▶ **Exercise task**: Copy every line from the records below that holds the word "Lineal".

▶ **Extracted records**:
.....
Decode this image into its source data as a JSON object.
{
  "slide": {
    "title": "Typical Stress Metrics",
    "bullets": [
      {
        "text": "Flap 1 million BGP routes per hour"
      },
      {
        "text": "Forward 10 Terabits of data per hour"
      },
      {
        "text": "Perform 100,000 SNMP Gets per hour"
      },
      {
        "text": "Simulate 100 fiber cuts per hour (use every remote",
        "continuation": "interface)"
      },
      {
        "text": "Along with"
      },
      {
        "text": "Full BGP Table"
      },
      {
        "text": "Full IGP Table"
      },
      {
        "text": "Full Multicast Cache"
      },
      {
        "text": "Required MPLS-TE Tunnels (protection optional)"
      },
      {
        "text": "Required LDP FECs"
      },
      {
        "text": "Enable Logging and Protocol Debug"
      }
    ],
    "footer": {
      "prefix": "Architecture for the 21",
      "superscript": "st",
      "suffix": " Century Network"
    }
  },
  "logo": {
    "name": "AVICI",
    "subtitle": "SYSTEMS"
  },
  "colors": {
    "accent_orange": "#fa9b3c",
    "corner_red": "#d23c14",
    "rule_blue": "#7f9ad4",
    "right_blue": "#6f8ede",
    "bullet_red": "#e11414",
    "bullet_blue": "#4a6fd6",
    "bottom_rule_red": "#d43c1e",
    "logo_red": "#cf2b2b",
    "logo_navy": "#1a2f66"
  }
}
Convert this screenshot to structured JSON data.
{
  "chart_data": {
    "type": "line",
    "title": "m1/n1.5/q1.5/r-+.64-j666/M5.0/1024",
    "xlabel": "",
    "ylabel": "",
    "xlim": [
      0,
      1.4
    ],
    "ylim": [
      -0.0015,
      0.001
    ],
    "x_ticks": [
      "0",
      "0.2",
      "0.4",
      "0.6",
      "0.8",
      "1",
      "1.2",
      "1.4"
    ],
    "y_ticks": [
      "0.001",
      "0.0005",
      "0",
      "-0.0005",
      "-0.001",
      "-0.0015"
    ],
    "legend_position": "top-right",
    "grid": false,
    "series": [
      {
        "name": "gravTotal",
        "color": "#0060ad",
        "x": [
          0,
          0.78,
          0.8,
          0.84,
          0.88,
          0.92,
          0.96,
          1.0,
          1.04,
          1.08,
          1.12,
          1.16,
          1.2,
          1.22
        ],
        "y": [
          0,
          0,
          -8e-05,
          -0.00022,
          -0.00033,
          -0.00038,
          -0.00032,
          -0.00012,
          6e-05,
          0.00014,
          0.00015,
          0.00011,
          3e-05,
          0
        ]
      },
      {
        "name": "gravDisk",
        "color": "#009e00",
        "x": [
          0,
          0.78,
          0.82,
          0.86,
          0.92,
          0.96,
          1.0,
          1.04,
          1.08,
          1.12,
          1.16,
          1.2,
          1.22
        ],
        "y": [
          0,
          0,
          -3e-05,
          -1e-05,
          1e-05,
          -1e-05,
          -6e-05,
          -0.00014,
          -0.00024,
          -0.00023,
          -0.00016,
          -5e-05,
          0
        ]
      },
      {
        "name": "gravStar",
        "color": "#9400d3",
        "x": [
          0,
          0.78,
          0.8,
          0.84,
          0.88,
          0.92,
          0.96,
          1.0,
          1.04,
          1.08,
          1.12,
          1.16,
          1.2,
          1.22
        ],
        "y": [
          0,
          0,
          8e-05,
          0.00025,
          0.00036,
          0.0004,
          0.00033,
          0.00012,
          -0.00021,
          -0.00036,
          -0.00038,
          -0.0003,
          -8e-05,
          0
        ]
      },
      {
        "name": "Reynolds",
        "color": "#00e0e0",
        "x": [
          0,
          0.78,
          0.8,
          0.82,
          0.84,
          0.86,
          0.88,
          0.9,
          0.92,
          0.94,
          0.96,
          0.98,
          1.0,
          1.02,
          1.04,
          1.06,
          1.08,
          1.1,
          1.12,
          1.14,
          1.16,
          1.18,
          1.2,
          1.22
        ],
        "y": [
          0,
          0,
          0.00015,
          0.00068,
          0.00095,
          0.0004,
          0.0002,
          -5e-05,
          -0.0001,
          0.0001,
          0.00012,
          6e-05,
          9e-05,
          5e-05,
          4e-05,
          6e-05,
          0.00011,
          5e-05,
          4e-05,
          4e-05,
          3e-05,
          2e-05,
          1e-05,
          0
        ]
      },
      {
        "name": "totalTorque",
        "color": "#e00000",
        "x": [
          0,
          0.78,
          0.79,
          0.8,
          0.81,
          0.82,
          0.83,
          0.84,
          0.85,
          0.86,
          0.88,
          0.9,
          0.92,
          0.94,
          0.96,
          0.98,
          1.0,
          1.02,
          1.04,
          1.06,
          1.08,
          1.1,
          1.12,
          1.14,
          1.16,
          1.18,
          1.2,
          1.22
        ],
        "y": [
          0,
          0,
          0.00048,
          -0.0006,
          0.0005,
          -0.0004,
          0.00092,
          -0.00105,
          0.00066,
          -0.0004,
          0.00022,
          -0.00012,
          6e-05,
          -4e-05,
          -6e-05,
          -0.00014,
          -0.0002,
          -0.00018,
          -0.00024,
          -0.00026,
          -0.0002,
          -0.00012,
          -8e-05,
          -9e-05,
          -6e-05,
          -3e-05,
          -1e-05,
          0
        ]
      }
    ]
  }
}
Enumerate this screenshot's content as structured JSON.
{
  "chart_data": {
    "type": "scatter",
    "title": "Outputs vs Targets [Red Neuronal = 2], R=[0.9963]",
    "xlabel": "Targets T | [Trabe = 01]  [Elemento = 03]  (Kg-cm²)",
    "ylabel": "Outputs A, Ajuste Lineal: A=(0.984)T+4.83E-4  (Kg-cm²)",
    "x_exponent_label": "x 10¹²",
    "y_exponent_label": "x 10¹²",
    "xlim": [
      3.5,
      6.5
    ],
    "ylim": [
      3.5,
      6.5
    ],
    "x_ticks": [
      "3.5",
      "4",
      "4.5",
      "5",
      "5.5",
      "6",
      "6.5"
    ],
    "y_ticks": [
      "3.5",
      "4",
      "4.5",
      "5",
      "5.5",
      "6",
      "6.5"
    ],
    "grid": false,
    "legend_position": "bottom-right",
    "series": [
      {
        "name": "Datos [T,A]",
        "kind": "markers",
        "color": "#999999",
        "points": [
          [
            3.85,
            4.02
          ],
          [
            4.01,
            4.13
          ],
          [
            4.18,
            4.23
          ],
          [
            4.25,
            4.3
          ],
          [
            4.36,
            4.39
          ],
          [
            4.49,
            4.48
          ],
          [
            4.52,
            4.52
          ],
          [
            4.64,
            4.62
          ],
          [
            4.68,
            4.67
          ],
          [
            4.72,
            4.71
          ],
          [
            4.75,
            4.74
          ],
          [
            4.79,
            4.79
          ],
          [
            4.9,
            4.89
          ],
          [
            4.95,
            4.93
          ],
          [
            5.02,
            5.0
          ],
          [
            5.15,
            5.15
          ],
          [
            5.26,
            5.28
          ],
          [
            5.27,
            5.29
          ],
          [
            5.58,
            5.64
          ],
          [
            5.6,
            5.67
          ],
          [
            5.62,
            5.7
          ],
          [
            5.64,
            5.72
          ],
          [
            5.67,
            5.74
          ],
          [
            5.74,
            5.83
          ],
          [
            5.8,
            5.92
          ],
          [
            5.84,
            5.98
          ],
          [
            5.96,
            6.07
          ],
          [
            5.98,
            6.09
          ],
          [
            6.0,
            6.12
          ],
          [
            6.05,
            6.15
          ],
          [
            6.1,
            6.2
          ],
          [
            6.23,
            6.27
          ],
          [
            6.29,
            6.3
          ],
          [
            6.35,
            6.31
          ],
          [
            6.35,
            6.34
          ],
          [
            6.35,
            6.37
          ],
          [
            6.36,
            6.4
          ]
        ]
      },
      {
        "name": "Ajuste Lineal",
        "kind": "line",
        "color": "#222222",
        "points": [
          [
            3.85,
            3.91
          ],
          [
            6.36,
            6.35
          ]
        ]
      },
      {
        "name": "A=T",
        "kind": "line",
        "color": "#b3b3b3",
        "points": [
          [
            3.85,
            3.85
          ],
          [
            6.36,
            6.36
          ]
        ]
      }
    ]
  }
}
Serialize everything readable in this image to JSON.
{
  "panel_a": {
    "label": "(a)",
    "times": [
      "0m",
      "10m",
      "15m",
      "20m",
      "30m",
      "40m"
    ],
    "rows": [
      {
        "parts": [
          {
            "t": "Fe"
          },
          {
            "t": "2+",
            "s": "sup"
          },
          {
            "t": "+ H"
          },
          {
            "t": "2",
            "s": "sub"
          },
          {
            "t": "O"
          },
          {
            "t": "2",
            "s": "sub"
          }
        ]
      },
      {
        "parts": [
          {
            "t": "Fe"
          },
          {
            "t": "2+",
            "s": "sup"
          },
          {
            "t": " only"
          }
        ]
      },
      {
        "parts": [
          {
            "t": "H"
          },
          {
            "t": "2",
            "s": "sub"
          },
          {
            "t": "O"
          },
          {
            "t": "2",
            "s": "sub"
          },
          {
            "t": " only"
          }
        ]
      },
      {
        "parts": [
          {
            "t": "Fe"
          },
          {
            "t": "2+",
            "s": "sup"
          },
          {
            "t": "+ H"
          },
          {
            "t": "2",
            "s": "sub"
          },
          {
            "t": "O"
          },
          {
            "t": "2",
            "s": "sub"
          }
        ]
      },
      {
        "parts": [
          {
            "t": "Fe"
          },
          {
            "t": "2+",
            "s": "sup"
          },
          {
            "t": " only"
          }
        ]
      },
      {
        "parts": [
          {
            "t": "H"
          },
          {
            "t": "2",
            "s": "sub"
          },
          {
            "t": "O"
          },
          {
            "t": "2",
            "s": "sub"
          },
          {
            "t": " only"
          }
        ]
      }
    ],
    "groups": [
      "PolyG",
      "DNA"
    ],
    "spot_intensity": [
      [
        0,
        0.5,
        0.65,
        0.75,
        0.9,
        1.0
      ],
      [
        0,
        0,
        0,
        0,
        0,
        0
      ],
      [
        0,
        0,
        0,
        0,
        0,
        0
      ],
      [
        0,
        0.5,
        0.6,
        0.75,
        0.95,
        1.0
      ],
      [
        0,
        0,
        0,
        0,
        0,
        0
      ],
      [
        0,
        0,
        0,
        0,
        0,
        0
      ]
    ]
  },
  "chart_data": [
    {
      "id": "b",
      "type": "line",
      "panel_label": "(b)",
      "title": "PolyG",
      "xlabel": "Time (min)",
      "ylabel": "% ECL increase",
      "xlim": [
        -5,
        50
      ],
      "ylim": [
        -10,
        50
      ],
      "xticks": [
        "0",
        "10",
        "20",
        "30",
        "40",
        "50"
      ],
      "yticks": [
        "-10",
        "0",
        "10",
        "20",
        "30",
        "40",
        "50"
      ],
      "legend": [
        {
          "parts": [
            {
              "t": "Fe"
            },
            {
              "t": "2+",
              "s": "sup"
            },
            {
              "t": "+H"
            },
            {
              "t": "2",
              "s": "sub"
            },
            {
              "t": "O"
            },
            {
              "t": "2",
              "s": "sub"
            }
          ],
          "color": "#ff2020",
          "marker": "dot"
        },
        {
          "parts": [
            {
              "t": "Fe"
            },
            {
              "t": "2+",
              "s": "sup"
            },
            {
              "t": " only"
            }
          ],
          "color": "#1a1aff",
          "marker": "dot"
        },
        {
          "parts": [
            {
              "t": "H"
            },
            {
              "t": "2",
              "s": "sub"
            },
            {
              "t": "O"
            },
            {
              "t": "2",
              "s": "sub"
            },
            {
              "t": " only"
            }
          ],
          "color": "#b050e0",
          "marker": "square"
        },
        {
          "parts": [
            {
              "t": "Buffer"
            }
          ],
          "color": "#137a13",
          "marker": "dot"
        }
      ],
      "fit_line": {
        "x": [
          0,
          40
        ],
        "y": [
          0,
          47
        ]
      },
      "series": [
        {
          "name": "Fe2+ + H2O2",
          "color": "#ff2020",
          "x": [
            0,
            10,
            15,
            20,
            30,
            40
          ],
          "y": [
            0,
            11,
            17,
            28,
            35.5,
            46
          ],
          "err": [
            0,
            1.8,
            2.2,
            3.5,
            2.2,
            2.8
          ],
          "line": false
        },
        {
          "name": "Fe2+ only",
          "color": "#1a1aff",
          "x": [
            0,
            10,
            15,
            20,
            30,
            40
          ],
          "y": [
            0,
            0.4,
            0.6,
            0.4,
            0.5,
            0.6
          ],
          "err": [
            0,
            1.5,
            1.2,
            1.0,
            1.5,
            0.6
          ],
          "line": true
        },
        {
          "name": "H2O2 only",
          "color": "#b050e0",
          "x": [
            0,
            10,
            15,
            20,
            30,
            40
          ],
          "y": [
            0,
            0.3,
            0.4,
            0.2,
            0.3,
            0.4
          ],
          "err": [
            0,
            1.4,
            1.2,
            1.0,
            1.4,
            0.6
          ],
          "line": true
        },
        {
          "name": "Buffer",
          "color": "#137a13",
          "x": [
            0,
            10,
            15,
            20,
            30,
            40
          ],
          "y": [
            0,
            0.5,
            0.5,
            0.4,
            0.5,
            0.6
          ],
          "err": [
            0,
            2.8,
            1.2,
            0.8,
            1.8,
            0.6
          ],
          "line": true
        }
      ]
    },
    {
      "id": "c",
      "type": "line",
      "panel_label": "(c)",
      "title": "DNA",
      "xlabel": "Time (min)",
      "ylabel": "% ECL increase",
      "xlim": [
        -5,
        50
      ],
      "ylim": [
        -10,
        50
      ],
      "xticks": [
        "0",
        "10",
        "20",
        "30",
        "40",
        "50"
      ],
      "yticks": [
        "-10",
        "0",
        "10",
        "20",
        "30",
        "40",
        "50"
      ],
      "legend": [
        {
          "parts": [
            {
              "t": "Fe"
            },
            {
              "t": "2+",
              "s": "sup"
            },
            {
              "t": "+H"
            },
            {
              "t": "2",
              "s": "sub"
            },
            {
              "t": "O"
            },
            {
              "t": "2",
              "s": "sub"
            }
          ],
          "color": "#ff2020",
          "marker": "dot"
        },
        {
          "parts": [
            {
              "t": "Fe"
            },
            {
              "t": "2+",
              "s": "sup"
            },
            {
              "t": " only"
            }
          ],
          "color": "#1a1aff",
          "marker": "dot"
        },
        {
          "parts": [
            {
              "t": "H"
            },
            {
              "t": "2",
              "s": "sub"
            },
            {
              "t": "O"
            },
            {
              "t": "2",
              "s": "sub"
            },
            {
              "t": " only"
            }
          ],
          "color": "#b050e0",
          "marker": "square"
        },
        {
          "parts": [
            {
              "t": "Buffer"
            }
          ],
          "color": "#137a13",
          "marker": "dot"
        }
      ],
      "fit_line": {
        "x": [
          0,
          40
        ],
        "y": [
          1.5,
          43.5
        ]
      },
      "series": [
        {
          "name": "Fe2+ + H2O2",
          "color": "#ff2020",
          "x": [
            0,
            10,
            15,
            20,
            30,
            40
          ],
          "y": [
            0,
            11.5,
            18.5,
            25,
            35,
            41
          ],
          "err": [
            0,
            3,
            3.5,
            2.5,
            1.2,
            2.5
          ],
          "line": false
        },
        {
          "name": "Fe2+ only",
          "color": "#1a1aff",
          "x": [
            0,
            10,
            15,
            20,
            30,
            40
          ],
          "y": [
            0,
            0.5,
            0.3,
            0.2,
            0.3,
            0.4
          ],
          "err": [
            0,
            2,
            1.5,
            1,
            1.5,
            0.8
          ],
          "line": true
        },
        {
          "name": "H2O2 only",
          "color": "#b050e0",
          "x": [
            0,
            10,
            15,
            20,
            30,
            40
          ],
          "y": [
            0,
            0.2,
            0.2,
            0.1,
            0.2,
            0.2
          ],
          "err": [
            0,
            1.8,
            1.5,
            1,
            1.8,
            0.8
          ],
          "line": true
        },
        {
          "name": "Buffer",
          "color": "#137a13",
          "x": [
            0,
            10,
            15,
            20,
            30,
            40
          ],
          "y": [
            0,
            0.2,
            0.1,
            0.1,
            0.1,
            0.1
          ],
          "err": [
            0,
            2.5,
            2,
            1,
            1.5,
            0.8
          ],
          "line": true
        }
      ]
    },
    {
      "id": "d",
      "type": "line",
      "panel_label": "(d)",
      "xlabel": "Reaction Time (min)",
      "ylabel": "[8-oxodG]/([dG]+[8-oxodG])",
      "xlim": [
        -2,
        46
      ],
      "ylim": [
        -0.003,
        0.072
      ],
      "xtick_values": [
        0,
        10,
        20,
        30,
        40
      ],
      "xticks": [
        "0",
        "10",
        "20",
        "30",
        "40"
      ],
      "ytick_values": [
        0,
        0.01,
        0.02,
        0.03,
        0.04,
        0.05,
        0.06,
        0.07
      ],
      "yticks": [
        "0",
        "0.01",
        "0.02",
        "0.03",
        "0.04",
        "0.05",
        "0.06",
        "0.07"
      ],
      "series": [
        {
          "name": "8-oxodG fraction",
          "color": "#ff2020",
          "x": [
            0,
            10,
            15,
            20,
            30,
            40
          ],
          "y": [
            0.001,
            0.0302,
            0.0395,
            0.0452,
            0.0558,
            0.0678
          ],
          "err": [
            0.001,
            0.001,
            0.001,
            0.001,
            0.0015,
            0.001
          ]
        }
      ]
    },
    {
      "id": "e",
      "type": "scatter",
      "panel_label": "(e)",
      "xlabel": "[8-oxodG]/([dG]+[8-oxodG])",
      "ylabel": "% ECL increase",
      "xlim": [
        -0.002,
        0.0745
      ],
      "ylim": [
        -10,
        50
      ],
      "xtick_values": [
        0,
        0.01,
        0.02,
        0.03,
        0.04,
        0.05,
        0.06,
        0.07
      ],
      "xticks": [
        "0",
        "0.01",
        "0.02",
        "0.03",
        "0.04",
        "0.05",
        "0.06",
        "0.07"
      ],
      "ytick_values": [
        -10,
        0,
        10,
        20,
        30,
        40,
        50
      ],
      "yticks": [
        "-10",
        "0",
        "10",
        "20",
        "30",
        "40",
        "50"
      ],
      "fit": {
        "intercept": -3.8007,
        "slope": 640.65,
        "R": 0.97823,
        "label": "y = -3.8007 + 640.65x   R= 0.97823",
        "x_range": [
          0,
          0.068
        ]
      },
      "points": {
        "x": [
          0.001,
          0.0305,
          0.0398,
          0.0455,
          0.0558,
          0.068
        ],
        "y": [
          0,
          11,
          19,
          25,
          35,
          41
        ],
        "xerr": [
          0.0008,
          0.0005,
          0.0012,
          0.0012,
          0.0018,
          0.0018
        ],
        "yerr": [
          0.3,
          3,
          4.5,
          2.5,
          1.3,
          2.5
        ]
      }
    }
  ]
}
.....
▶ **Exercise result**:
    "ylabel": "Outputs A, Ajuste Lineal: A=(0.984)T+4.83E-4  (Kg-cm²)",
        "name": "Ajuste Lineal",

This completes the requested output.